• **Aim**
Repeat the data verbatim.

Dataset excerpt:
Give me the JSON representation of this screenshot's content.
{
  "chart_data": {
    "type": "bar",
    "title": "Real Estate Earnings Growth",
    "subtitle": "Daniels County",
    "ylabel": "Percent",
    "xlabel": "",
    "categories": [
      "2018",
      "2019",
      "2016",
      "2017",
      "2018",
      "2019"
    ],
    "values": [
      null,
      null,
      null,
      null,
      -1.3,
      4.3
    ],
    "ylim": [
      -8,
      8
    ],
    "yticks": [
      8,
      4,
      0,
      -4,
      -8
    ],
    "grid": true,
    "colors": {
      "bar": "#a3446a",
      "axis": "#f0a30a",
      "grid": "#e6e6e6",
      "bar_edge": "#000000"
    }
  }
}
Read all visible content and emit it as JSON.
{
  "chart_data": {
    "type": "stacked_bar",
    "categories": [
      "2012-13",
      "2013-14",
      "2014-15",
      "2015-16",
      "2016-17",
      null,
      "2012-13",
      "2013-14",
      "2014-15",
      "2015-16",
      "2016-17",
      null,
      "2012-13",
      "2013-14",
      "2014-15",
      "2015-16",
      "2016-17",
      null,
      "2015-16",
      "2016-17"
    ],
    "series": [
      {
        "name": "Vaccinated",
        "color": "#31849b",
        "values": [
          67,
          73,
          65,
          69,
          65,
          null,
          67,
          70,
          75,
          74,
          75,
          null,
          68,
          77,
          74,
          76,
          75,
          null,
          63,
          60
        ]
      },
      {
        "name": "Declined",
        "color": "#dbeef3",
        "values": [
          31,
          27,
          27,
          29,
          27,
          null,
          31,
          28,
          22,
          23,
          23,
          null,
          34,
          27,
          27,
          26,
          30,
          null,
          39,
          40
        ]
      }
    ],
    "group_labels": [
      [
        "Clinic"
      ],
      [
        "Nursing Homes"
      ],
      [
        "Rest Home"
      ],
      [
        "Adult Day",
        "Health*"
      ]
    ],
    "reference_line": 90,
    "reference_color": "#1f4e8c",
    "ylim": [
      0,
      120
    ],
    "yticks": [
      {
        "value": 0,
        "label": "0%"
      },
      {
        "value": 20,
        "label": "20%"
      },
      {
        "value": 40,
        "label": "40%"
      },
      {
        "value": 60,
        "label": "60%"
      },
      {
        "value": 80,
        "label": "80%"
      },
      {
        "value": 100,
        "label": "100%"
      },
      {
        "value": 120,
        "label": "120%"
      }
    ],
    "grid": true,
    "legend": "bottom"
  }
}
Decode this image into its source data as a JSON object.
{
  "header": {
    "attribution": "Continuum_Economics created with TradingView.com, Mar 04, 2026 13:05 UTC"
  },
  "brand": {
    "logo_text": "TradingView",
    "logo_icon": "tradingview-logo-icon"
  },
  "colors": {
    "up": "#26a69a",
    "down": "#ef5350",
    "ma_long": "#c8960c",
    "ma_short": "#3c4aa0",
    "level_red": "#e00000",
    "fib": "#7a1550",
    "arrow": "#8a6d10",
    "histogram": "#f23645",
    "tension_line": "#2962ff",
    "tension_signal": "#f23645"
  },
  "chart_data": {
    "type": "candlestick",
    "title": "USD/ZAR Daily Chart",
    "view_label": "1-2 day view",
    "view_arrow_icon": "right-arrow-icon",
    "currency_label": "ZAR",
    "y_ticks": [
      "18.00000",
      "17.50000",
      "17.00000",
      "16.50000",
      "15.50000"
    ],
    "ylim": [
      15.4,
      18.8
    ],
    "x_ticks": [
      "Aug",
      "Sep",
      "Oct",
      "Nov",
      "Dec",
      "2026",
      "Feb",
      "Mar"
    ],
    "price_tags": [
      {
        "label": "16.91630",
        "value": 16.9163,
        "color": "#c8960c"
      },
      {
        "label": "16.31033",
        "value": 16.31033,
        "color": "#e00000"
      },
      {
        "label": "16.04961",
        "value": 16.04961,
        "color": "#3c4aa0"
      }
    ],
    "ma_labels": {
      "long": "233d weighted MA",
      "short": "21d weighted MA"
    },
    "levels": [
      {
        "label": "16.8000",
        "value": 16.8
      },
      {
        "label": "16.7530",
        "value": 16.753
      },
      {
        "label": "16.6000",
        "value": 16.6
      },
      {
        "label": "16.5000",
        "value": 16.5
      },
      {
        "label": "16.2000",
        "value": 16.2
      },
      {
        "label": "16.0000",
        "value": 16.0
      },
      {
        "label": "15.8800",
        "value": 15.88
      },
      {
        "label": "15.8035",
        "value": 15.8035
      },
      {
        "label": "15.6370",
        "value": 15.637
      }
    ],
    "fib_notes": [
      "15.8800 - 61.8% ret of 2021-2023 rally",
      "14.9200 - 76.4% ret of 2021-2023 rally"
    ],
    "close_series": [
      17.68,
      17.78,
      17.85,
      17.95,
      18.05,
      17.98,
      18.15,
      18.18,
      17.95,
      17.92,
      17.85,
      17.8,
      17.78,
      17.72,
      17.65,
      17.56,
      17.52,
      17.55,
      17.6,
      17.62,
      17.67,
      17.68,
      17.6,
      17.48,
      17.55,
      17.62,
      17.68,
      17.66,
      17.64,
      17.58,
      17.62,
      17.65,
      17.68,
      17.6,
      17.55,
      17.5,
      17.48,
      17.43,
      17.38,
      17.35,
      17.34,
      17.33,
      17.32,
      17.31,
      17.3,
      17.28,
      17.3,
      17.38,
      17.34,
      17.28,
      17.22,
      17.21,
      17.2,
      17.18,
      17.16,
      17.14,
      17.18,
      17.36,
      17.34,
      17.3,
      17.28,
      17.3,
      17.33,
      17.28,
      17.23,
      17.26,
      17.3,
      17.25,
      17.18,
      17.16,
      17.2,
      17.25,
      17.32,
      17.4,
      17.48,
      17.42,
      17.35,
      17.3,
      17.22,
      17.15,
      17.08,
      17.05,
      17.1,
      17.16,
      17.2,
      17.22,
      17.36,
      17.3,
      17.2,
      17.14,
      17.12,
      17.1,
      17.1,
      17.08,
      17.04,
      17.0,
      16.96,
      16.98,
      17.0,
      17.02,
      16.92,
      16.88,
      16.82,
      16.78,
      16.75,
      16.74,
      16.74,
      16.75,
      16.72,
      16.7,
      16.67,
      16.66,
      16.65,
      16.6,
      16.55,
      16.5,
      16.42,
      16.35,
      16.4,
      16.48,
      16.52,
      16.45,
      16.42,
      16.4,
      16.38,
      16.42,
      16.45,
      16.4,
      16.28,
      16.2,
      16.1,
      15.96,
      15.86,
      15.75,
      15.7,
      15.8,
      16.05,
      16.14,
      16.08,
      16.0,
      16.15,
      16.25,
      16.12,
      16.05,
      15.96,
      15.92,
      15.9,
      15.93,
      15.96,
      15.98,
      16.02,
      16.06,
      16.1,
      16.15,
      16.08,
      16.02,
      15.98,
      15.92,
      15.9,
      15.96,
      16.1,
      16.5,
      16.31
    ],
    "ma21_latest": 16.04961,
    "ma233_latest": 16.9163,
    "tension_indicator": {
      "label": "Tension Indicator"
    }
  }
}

• **Exercise solution**
Give me the JSON representation of this screenshot's content.
{
  "chart_data": {
    "type": "bar",
    "title": "Real Estate Earnings Growth",
    "subtitle": "Daniels County",
    "ylabel": "Percent",
    "xlabel": "",
    "categories": [
      "2018",
      "2019",
      "2016",
      "2017",
      "2018",
      "2019"
    ],
    "values": [
      null,
      null,
      null,
      null,
      -1.3,
      4.3
    ],
    "ylim": [
      -8,
      8
    ],
    "yticks": [
      8,
      4,
      0,
      -4,
      -8
    ],
    "grid": true,
    "colors": {
      "bar": "#a3446a",
      "axis": "#f0a30a",
      "grid": "#e6e6e6",
      "bar_edge": "#000000"
    }
  }
}
Read all visible content and emit it as JSON.
{
  "chart_data": {
    "type": "stacked_bar",
    "categories": [
      "2012-13",
      "2013-14",
      "2014-15",
      "2015-16",
      "2016-17",
      null,
      "2012-13",
      "2013-14",
      "2014-15",
      "2015-16",
      "2016-17",
      null,
      "2012-13",
      "2013-14",
      "2014-15",
      "2015-16",
      "2016-17",
      null,
      "2015-16",
      "2016-17"
    ],
    "series": [
      {
        "name": "Vaccinated",
        "color": "#31849b",
        "values": [
          67,
          73,
          65,
          69,
          65,
          null,
          67,
          70,
          75,
          74,
          75,
          null,
          68,
          77,
          74,
          76,
          75,
          null,
          63,
          60
        ]
      },
      {
        "name": "Declined",
        "color": "#dbeef3",
        "values": [
          31,
          27,
          27,
          29,
          27,
          null,
          31,
          28,
          22,
          23,
          23,
          null,
          34,
          27,
          27,
          26,
          30,
          null,
          39,
          40
        ]
      }
    ],
    "group_labels": [
      [
        "Clinic"
      ],
      [
        "Nursing Homes"
      ],
      [
        "Rest Home"
      ],
      [
        "Adult Day",
        "Health*"
      ]
    ],
    "reference_line": 90,
    "reference_color": "#1f4e8c",
    "ylim": [
      0,
      120
    ],
    "yticks": [
      {
        "value": 0,
        "label": "0%"
      },
      {
        "value": 20,
        "label": "20%"
      },
      {
        "value": 40,
        "label": "40%"
      },
      {
        "value": 60,
        "label": "60%"
      },
      {
        "value": 80,
        "label": "80%"
      },
      {
        "value": 100,
        "label": "100%"
      },
      {
        "value": 120,
        "label": "120%"
      }
    ],
    "grid": true,
    "legend": "bottom"
  }
}
Decode this image into its source data as a JSON object.
{
  "header": {
    "attribution": "Continuum_Economics created with TradingView.com, Mar 04, 2026 13:05 UTC"
  },
  "brand": {
    "logo_text": "TradingView",
    "logo_icon": "tradingview-logo-icon"
  },
  "colors": {
    "up": "#26a69a",
    "down": "#ef5350",
    "ma_long": "#c8960c",
    "ma_short": "#3c4aa0",
    "level_red": "#e00000",
    "fib": "#7a1550",
    "arrow": "#8a6d10",
    "histogram": "#f23645",
    "tension_line": "#2962ff",
    "tension_signal": "#f23645"
  },
  "chart_data": {
    "type": "candlestick",
    "title": "USD/ZAR Daily Chart",
    "view_label": "1-2 day view",
    "view_arrow_icon": "right-arrow-icon",
    "currency_label": "ZAR",
    "y_ticks": [
      "18.00000",
      "17.50000",
      "17.00000",
      "16.50000",
      "15.50000"
    ],
    "ylim": [
      15.4,
      18.8
    ],
    "x_ticks": [
      "Aug",
      "Sep",
      "Oct",
      "Nov",
      "Dec",
      "2026",
      "Feb",
      "Mar"
    ],
    "price_tags": [
      {
        "label": "16.91630",
        "value": 16.9163,
        "color": "#c8960c"
      },
      {
        "label": "16.31033",
        "value": 16.31033,
        "color": "#e00000"
      },
      {
        "label": "16.04961",
        "value": 16.04961,
        "color": "#3c4aa0"
      }
    ],
    "ma_labels": {
      "long": "233d weighted MA",
      "short": "21d weighted MA"
    },
    "levels": [
      {
        "label": "16.8000",
        "value": 16.8
      },
      {
        "label": "16.7530",
        "value": 16.753
      },
      {
        "label": "16.6000",
        "value": 16.6
      },
      {
        "label": "16.5000",
        "value": 16.5
      },
      {
        "label": "16.2000",
        "value": 16.2
      },
      {
        "label": "16.0000",
        "value": 16.0
      },
      {
        "label": "15.8800",
        "value": 15.88
      },
      {
        "label": "15.8035",
        "value": 15.8035
      },
      {
        "label": "15.6370",
        "value": 15.637
      }
    ],
    "fib_notes": [
      "15.8800 - 61.8% ret of 2021-2023 rally",
      "14.9200 - 76.4% ret of 2021-2023 rally"
    ],
    "close_series": [
      17.68,
      17.78,
      17.85,
      17.95,
      18.05,
      17.98,
      18.15,
      18.18,
      17.95,
      17.92,
      17.85,
      17.8,
      17.78,
      17.72,
      17.65,
      17.56,
      17.52,
      17.55,
      17.6,
      17.62,
      17.67,
      17.68,
      17.6,
      17.48,
      17.55,
      17.62,
      17.68,
      17.66,
      17.64,
      17.58,
      17.62,
      17.65,
      17.68,
      17.6,
      17.55,
      17.5,
      17.48,
      17.43,
      17.38,
      17.35,
      17.34,
      17.33,
      17.32,
      17.31,
      17.3,
      17.28,
      17.3,
      17.38,
      17.34,
      17.28,
      17.22,
      17.21,
      17.2,
      17.18,
      17.16,
      17.14,
      17.18,
      17.36,
      17.34,
      17.3,
      17.28,
      17.3,
      17.33,
      17.28,
      17.23,
      17.26,
      17.3,
      17.25,
      17.18,
      17.16,
      17.2,
      17.25,
      17.32,
      17.4,
      17.48,
      17.42,
      17.35,
      17.3,
      17.22,
      17.15,
      17.08,
      17.05,
      17.1,
      17.16,
      17.2,
      17.22,
      17.36,
      17.3,
      17.2,
      17.14,
      17.12,
      17.1,
      17.1,
      17.08,
      17.04,
      17.0,
      16.96,
      16.98,
      17.0,
      17.02,
      16.92,
      16.88,
      16.82,
      16.78,
      16.75,
      16.74,
      16.74,
      16.75,
      16.72,
      16.7,
      16.67,
      16.66,
      16.65,
      16.6,
      16.55,
      16.5,
      16.42,
      16.35,
      16.4,
      16.48,
      16.52,
      16.45,
      16.42,
      16.4,
      16.38,
      16.42,
      16.45,
      16.4,
      16.28,
      16.2,
      16.1,
      15.96,
      15.86,
      15.75,
      15.7,
      15.8,
      16.05,
      16.14,
      16.08,
      16.0,
      16.15,
      16.25,
      16.12,
      16.05,
      15.96,
      15.92,
      15.9,
      15.93,
      15.96,
      15.98,
      16.02,
      16.06,
      16.1,
      16.15,
      16.08,
      16.02,
      15.98,
      15.92,
      15.9,
      15.96,
      16.1,
      16.5,
      16.31
    ],
    "ma21_latest": 16.04961,
    "ma233_latest": 16.9163,
    "tension_indicator": {
      "label": "Tension Indicator"
    }
  }
}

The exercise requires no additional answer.